What the task requires
Write out every entry precisely as given, leaving the pictures out.

* Begin *

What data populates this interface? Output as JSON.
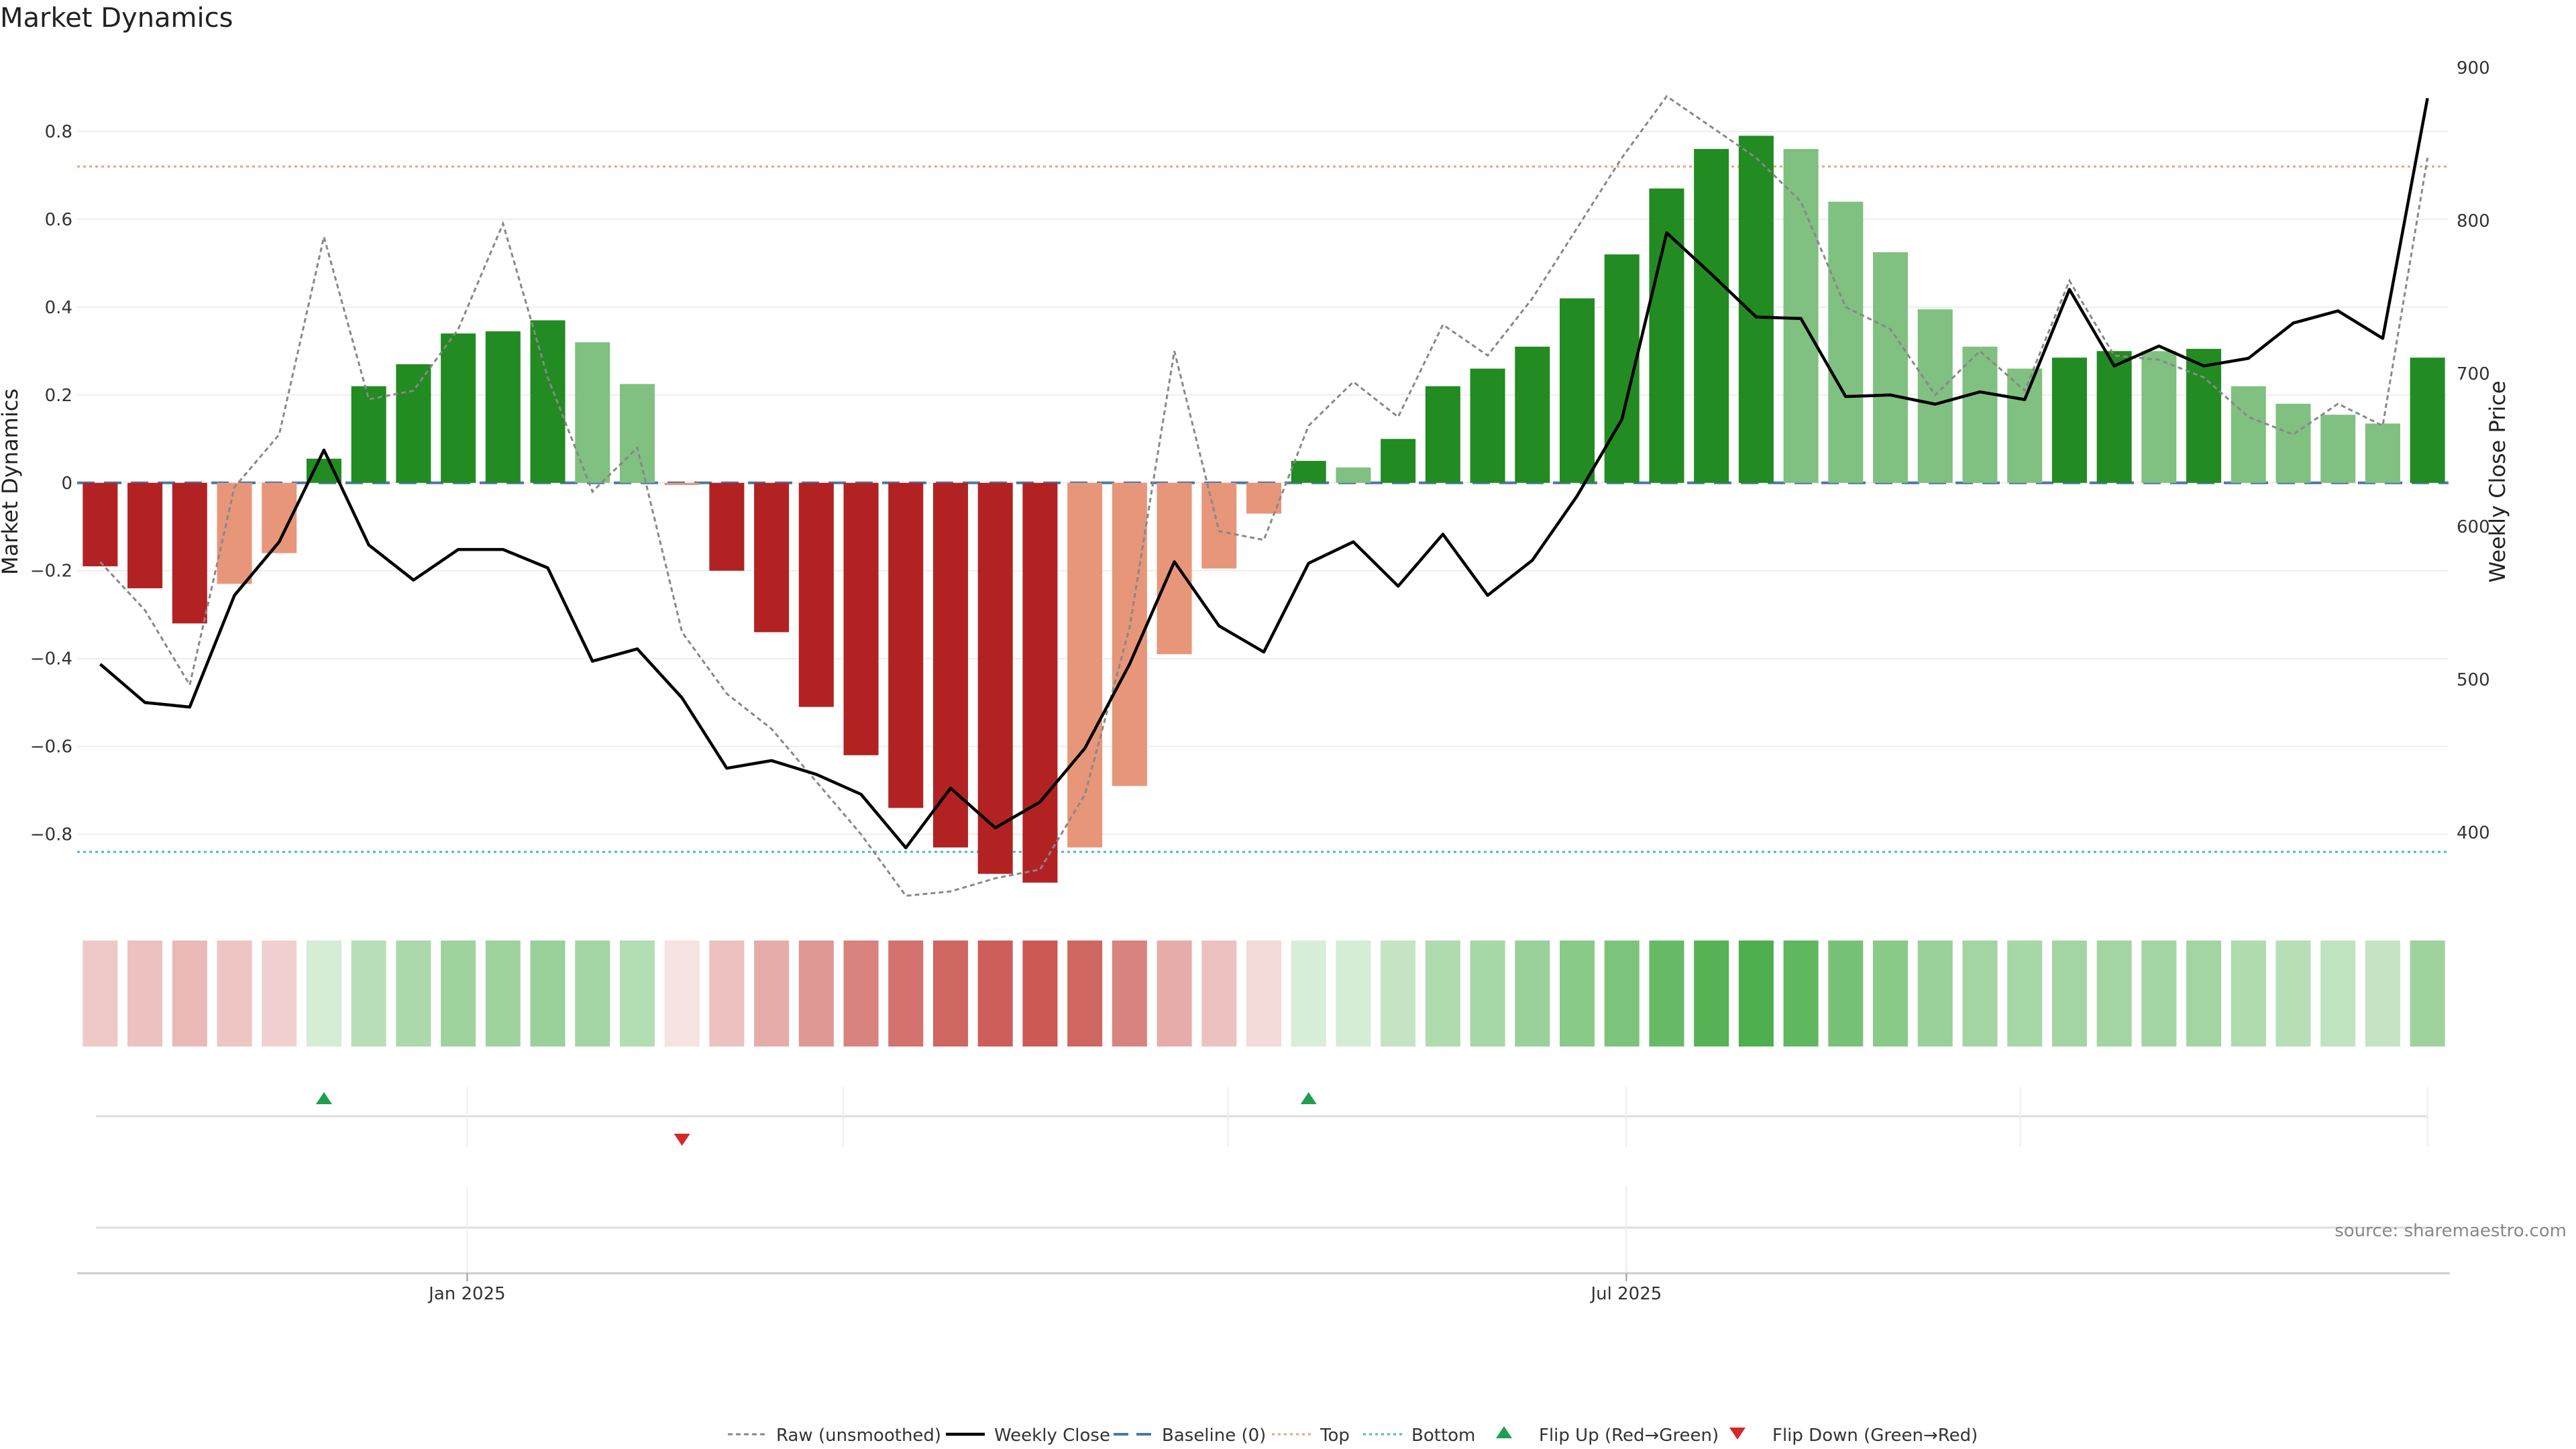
{
  "chart_data": {
    "type": "bar",
    "title": "Market Dynamics",
    "ylabel_left": "Market Dynamics",
    "ylabel_right": "Weekly Close Price",
    "left_ylim": [
      -0.97,
      0.98
    ],
    "right_ylim": [
      350,
      910
    ],
    "left_yticks": [
      -0.8,
      -0.6,
      -0.4,
      -0.2,
      0,
      0.2,
      0.4,
      0.6,
      0.8
    ],
    "left_ytick_labels": [
      "−0.8",
      "−0.6",
      "−0.4",
      "−0.2",
      "0",
      "0.2",
      "0.4",
      "0.6",
      "0.8"
    ],
    "right_yticks": [
      400,
      500,
      600,
      700,
      800,
      900
    ],
    "right_ytick_labels": [
      "400",
      "500",
      "600",
      "700",
      "800",
      "900"
    ],
    "x_tick_labels": [
      "Jan 2025",
      "Jul 2025"
    ],
    "x_tick_index": [
      8.7,
      34.6
    ],
    "top_line": 0.72,
    "bottom_line": -0.84,
    "baseline": 0,
    "grid": true,
    "legend_position": "bottom-center",
    "colors": {
      "strong_green": "#228b22",
      "light_green": "#80c080",
      "strong_red": "#b22222",
      "light_red": "#e8967a",
      "close_line": "#000000",
      "raw_line": "#888888",
      "baseline": "#4a78a8",
      "top": "#f0a080",
      "bottom": "#40b8d8",
      "flip_up": "#1f9e4f",
      "flip_down": "#d62728"
    },
    "bars": [
      -0.19,
      -0.24,
      -0.32,
      -0.23,
      -0.16,
      0.055,
      0.22,
      0.27,
      0.34,
      0.345,
      0.37,
      0.32,
      0.225,
      -0.005,
      -0.2,
      -0.34,
      -0.51,
      -0.62,
      -0.74,
      -0.83,
      -0.89,
      -0.91,
      -0.83,
      -0.69,
      -0.39,
      -0.195,
      -0.07,
      0.05,
      0.035,
      0.1,
      0.22,
      0.26,
      0.31,
      0.42,
      0.52,
      0.67,
      0.76,
      0.79,
      0.76,
      0.64,
      0.525,
      0.395,
      0.31,
      0.26,
      0.285,
      0.3,
      0.3,
      0.305,
      0.22,
      0.18,
      0.155,
      0.135,
      0.285
    ],
    "bar_shade": [
      "strong",
      "strong",
      "strong",
      "light",
      "light",
      "strong",
      "strong",
      "strong",
      "strong",
      "strong",
      "strong",
      "light",
      "light",
      "light",
      "strong",
      "strong",
      "strong",
      "strong",
      "strong",
      "strong",
      "strong",
      "strong",
      "light",
      "light",
      "light",
      "light",
      "light",
      "strong",
      "light",
      "strong",
      "strong",
      "strong",
      "strong",
      "strong",
      "strong",
      "strong",
      "strong",
      "strong",
      "light",
      "light",
      "light",
      "light",
      "light",
      "light",
      "strong",
      "strong",
      "light",
      "strong",
      "light",
      "light",
      "light",
      "light",
      "strong"
    ],
    "heat_intensity": [
      -0.26,
      -0.3,
      -0.34,
      -0.28,
      -0.22,
      0.2,
      0.34,
      0.4,
      0.46,
      0.46,
      0.48,
      0.44,
      0.36,
      -0.14,
      -0.3,
      -0.4,
      -0.5,
      -0.6,
      -0.68,
      -0.74,
      -0.78,
      -0.8,
      -0.74,
      -0.6,
      -0.4,
      -0.3,
      -0.18,
      0.18,
      0.2,
      0.28,
      0.38,
      0.42,
      0.48,
      0.56,
      0.62,
      0.72,
      0.8,
      0.84,
      0.76,
      0.64,
      0.56,
      0.48,
      0.44,
      0.42,
      0.44,
      0.44,
      0.44,
      0.44,
      0.38,
      0.34,
      0.3,
      0.28,
      0.46
    ],
    "weekly_close": [
      510,
      485,
      482,
      555,
      590,
      650,
      588,
      565,
      585,
      585,
      573,
      512,
      520,
      488,
      442,
      447,
      438,
      425,
      390,
      429,
      403,
      420,
      455,
      510,
      577,
      535,
      518,
      576,
      590,
      561,
      595,
      555,
      578,
      620,
      670,
      792,
      765,
      737,
      736,
      685,
      686,
      680,
      688,
      683,
      755,
      705,
      718,
      705,
      710,
      733,
      741,
      723,
      880
    ],
    "raw_unsmoothed": [
      -0.18,
      -0.29,
      -0.46,
      -0.01,
      0.11,
      0.56,
      0.19,
      0.21,
      0.35,
      0.59,
      0.24,
      -0.02,
      0.08,
      -0.34,
      -0.48,
      -0.56,
      -0.68,
      -0.8,
      -0.94,
      -0.93,
      -0.9,
      -0.88,
      -0.71,
      -0.33,
      0.3,
      -0.11,
      -0.13,
      0.13,
      0.23,
      0.15,
      0.36,
      0.29,
      0.42,
      0.58,
      0.74,
      0.88,
      0.81,
      0.74,
      0.64,
      0.4,
      0.35,
      0.2,
      0.3,
      0.21,
      0.46,
      0.29,
      0.28,
      0.24,
      0.15,
      0.11,
      0.18,
      0.13,
      0.74
    ],
    "flip_up_index": [
      5,
      27
    ],
    "flip_down_index": [
      13
    ],
    "legend": [
      "Raw (unsmoothed)",
      "Weekly Close",
      "Baseline (0)",
      "Top",
      "Bottom",
      "Flip Up (Red→Green)",
      "Flip Down (Green→Red)"
    ],
    "source": "source: sharemaestro.com"
  }
}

* End *

Output below
What data populates this interface? Output as JSON.
{
  "chart_data": {
    "type": "bar",
    "title": "Market Dynamics",
    "ylabel_left": "Market Dynamics",
    "ylabel_right": "Weekly Close Price",
    "left_ylim": [
      -0.97,
      0.98
    ],
    "right_ylim": [
      350,
      910
    ],
    "left_yticks": [
      -0.8,
      -0.6,
      -0.4,
      -0.2,
      0,
      0.2,
      0.4,
      0.6,
      0.8
    ],
    "left_ytick_labels": [
      "−0.8",
      "−0.6",
      "−0.4",
      "−0.2",
      "0",
      "0.2",
      "0.4",
      "0.6",
      "0.8"
    ],
    "right_yticks": [
      400,
      500,
      600,
      700,
      800,
      900
    ],
    "right_ytick_labels": [
      "400",
      "500",
      "600",
      "700",
      "800",
      "900"
    ],
    "x_tick_labels": [
      "Jan 2025",
      "Jul 2025"
    ],
    "x_tick_index": [
      8.7,
      34.6
    ],
    "top_line": 0.72,
    "bottom_line": -0.84,
    "baseline": 0,
    "grid": true,
    "legend_position": "bottom-center",
    "colors": {
      "strong_green": "#228b22",
      "light_green": "#80c080",
      "strong_red": "#b22222",
      "light_red": "#e8967a",
      "close_line": "#000000",
      "raw_line": "#888888",
      "baseline": "#4a78a8",
      "top": "#f0a080",
      "bottom": "#40b8d8",
      "flip_up": "#1f9e4f",
      "flip_down": "#d62728"
    },
    "bars": [
      -0.19,
      -0.24,
      -0.32,
      -0.23,
      -0.16,
      0.055,
      0.22,
      0.27,
      0.34,
      0.345,
      0.37,
      0.32,
      0.225,
      -0.005,
      -0.2,
      -0.34,
      -0.51,
      -0.62,
      -0.74,
      -0.83,
      -0.89,
      -0.91,
      -0.83,
      -0.69,
      -0.39,
      -0.195,
      -0.07,
      0.05,
      0.035,
      0.1,
      0.22,
      0.26,
      0.31,
      0.42,
      0.52,
      0.67,
      0.76,
      0.79,
      0.76,
      0.64,
      0.525,
      0.395,
      0.31,
      0.26,
      0.285,
      0.3,
      0.3,
      0.305,
      0.22,
      0.18,
      0.155,
      0.135,
      0.285
    ],
    "bar_shade": [
      "strong",
      "strong",
      "strong",
      "light",
      "light",
      "strong",
      "strong",
      "strong",
      "strong",
      "strong",
      "strong",
      "light",
      "light",
      "light",
      "strong",
      "strong",
      "strong",
      "strong",
      "strong",
      "strong",
      "strong",
      "strong",
      "light",
      "light",
      "light",
      "light",
      "light",
      "strong",
      "light",
      "strong",
      "strong",
      "strong",
      "strong",
      "strong",
      "strong",
      "strong",
      "strong",
      "strong",
      "light",
      "light",
      "light",
      "light",
      "light",
      "light",
      "strong",
      "strong",
      "light",
      "strong",
      "light",
      "light",
      "light",
      "light",
      "strong"
    ],
    "heat_intensity": [
      -0.26,
      -0.3,
      -0.34,
      -0.28,
      -0.22,
      0.2,
      0.34,
      0.4,
      0.46,
      0.46,
      0.48,
      0.44,
      0.36,
      -0.14,
      -0.3,
      -0.4,
      -0.5,
      -0.6,
      -0.68,
      -0.74,
      -0.78,
      -0.8,
      -0.74,
      -0.6,
      -0.4,
      -0.3,
      -0.18,
      0.18,
      0.2,
      0.28,
      0.38,
      0.42,
      0.48,
      0.56,
      0.62,
      0.72,
      0.8,
      0.84,
      0.76,
      0.64,
      0.56,
      0.48,
      0.44,
      0.42,
      0.44,
      0.44,
      0.44,
      0.44,
      0.38,
      0.34,
      0.3,
      0.28,
      0.46
    ],
    "weekly_close": [
      510,
      485,
      482,
      555,
      590,
      650,
      588,
      565,
      585,
      585,
      573,
      512,
      520,
      488,
      442,
      447,
      438,
      425,
      390,
      429,
      403,
      420,
      455,
      510,
      577,
      535,
      518,
      576,
      590,
      561,
      595,
      555,
      578,
      620,
      670,
      792,
      765,
      737,
      736,
      685,
      686,
      680,
      688,
      683,
      755,
      705,
      718,
      705,
      710,
      733,
      741,
      723,
      880
    ],
    "raw_unsmoothed": [
      -0.18,
      -0.29,
      -0.46,
      -0.01,
      0.11,
      0.56,
      0.19,
      0.21,
      0.35,
      0.59,
      0.24,
      -0.02,
      0.08,
      -0.34,
      -0.48,
      -0.56,
      -0.68,
      -0.8,
      -0.94,
      -0.93,
      -0.9,
      -0.88,
      -0.71,
      -0.33,
      0.3,
      -0.11,
      -0.13,
      0.13,
      0.23,
      0.15,
      0.36,
      0.29,
      0.42,
      0.58,
      0.74,
      0.88,
      0.81,
      0.74,
      0.64,
      0.4,
      0.35,
      0.2,
      0.3,
      0.21,
      0.46,
      0.29,
      0.28,
      0.24,
      0.15,
      0.11,
      0.18,
      0.13,
      0.74
    ],
    "flip_up_index": [
      5,
      27
    ],
    "flip_down_index": [
      13
    ],
    "legend": [
      "Raw (unsmoothed)",
      "Weekly Close",
      "Baseline (0)",
      "Top",
      "Bottom",
      "Flip Up (Red→Green)",
      "Flip Down (Green→Red)"
    ],
    "source": "source: sharemaestro.com"
  }
}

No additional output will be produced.